Exercise goal → Give only a count of the lines that include the string "document".

Data provided →
* * *

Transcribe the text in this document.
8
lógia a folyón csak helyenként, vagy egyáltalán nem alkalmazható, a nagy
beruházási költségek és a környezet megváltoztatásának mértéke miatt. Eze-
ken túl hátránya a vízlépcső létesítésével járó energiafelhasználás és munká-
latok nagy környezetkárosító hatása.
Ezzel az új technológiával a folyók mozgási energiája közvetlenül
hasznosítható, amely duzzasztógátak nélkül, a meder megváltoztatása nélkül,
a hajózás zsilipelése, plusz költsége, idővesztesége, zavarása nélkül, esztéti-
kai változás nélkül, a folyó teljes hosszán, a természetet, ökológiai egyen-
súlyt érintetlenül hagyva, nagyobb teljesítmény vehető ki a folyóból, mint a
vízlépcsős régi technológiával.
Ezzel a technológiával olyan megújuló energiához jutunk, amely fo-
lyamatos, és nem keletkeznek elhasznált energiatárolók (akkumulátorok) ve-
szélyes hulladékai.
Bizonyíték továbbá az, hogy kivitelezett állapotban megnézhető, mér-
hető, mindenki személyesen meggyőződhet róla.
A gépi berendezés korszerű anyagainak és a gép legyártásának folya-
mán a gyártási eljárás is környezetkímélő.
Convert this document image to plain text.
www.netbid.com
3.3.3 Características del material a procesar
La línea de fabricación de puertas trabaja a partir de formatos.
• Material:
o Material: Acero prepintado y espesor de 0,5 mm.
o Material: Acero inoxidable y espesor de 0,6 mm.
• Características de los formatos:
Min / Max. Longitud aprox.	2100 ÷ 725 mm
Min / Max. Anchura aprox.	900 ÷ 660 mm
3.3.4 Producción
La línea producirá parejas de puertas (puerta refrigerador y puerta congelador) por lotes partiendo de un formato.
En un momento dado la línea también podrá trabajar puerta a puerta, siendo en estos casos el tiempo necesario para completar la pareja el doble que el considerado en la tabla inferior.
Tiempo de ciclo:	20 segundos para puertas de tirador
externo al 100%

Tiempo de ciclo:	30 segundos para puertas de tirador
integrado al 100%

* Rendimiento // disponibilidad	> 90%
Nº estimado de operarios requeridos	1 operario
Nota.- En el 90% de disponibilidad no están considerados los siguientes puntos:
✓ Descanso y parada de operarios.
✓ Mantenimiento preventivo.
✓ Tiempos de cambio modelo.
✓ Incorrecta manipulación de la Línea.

* * *

Answer to the task → 2